▶ Written exercise:
All lines in the data bearing the string "shape" should be identified and copied.

▶ Data for processing:
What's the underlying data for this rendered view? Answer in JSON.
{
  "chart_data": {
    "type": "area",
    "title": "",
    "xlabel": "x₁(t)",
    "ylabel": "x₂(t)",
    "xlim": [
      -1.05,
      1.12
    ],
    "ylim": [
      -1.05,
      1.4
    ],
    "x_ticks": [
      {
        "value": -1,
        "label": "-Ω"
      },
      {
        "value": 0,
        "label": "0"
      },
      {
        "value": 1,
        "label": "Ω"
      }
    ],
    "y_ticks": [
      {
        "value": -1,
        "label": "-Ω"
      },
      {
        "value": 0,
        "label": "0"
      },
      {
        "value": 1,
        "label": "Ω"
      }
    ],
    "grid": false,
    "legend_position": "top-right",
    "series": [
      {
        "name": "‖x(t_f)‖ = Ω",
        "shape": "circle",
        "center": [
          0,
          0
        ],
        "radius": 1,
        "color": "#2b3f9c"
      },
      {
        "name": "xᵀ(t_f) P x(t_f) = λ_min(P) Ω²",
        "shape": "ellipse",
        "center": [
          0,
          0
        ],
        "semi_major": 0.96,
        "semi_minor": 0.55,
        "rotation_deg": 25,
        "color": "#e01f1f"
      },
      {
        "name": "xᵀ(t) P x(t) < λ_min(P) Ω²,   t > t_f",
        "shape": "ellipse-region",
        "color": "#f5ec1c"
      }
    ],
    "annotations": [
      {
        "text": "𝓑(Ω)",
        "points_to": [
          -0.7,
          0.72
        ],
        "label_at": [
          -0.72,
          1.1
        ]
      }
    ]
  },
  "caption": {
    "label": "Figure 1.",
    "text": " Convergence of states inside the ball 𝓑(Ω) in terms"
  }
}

▶ Response below:
        "shape": "circle",
        "shape": "ellipse",
        "shape": "ellipse-region",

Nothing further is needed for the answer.